### Task instructions
Identify the lines that include the word "用洁净的棉花签把外耳道内的脓液擦洁净", then copy all of them.

>> Begin Dataset records

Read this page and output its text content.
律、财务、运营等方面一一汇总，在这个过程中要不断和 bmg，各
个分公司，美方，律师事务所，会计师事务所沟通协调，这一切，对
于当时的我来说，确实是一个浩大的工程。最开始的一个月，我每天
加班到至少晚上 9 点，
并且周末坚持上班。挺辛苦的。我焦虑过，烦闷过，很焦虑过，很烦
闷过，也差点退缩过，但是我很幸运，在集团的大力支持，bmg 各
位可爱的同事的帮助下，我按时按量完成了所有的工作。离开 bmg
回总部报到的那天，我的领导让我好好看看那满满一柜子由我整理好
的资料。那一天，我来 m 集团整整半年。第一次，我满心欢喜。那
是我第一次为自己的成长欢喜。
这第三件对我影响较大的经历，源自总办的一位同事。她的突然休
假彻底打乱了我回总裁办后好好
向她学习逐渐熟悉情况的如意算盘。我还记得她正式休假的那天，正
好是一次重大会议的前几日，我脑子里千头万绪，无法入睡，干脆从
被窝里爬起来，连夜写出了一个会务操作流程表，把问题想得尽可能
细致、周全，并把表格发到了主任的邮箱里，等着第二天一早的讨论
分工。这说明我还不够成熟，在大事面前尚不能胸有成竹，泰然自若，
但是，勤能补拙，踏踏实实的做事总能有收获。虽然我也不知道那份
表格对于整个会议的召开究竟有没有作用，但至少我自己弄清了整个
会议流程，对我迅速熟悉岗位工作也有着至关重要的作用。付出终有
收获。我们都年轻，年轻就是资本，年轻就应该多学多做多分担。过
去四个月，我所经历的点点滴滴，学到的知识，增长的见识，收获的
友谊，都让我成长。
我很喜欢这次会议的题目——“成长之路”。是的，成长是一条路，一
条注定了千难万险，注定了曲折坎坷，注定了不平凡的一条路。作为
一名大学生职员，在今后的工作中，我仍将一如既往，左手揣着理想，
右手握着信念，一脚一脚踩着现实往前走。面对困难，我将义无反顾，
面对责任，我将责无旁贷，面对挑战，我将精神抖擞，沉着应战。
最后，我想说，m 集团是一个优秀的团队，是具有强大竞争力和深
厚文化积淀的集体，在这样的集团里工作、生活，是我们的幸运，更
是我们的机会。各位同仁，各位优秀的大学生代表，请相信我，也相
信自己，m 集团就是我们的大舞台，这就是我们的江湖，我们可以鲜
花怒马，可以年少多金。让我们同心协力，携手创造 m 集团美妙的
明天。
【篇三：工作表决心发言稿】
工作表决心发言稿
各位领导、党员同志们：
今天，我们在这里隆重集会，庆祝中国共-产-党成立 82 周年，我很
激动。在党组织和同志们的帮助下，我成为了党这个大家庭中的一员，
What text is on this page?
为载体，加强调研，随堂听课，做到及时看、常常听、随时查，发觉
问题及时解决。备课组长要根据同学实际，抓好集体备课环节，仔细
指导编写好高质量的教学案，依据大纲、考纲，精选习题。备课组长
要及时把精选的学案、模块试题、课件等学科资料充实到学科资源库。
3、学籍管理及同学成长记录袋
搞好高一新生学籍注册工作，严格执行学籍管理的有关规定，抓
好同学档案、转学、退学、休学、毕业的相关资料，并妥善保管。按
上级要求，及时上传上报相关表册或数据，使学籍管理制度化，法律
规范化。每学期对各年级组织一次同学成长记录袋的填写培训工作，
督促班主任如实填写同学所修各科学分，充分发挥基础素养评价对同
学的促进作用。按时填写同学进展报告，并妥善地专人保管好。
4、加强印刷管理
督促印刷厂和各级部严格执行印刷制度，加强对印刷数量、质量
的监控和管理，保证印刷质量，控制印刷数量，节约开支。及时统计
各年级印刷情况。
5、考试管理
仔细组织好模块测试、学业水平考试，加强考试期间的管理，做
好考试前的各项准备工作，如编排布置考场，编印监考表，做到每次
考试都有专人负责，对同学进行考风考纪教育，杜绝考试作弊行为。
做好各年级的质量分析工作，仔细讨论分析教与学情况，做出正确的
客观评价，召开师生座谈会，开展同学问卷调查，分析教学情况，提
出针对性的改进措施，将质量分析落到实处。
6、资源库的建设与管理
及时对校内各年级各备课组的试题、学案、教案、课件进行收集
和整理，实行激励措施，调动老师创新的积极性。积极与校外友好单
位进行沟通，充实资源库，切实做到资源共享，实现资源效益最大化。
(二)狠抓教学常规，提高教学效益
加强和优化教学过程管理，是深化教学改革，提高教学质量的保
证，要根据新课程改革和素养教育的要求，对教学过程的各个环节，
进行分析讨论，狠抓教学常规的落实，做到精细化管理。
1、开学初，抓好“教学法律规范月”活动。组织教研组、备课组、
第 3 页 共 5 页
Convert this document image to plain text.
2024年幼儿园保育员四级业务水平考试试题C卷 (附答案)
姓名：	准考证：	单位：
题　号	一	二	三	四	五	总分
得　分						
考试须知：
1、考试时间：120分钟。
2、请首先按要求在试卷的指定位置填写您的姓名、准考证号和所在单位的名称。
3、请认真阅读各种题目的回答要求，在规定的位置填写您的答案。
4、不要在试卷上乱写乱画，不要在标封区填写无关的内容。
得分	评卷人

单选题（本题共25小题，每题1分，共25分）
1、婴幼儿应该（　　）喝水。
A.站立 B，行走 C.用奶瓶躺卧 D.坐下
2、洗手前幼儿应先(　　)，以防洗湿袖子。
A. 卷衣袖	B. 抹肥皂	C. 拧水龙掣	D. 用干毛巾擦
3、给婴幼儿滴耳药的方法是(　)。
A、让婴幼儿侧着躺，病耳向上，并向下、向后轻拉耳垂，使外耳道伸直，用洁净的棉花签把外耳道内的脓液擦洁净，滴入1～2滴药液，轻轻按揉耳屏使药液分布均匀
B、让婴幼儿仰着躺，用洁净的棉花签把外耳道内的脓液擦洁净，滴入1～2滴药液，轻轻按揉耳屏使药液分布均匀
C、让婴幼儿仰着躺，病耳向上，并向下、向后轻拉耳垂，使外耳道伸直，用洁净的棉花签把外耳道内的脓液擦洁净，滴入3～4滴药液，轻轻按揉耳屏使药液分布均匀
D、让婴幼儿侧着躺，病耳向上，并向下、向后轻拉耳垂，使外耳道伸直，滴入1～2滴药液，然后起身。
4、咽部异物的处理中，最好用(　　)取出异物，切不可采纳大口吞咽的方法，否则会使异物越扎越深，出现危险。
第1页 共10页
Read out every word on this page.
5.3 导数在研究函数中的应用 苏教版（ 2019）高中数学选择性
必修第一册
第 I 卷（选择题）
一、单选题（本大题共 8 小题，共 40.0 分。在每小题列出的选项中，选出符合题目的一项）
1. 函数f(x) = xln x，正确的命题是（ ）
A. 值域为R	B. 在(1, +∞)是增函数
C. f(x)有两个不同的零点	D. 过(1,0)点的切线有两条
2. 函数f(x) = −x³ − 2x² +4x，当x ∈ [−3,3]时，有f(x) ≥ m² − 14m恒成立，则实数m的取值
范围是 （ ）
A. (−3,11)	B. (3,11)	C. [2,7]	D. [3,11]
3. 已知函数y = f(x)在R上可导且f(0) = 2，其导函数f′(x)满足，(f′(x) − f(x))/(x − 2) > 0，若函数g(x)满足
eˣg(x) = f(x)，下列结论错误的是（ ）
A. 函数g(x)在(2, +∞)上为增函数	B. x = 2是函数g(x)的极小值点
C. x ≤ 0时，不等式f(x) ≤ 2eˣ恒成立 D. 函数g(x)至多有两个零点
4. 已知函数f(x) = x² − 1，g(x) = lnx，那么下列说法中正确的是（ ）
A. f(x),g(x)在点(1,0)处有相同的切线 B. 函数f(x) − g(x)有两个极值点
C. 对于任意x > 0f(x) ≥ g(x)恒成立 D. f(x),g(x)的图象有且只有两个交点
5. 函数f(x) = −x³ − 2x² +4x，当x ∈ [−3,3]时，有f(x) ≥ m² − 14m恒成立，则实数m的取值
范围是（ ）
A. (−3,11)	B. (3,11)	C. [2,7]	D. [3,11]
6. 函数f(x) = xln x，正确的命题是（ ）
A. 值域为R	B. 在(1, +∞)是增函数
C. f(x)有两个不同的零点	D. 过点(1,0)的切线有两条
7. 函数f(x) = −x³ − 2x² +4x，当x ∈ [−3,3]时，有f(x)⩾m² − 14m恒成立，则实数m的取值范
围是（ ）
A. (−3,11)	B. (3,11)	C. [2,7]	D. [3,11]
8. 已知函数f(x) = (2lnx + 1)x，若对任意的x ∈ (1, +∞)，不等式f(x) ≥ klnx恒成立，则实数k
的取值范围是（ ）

>> End Dataset records

### Problem solution
A、让婴幼儿侧着躺，病耳向上，并向下、向后轻拉耳垂，使外耳道伸直，用洁净的棉花签把外耳道内的脓液擦洁净，滴入1～2滴药液，轻轻按揉耳屏使药液分布均匀
B、让婴幼儿仰着躺，用洁净的棉花签把外耳道内的脓液擦洁净，滴入1～2滴药液，轻轻按揉耳屏使药液分布均匀
C、让婴幼儿仰着躺，病耳向上，并向下、向后轻拉耳垂，使外耳道伸直，用洁净的棉花签把外耳道内的脓液擦洁净，滴入3～4滴药液，轻轻按揉耳屏使药液分布均匀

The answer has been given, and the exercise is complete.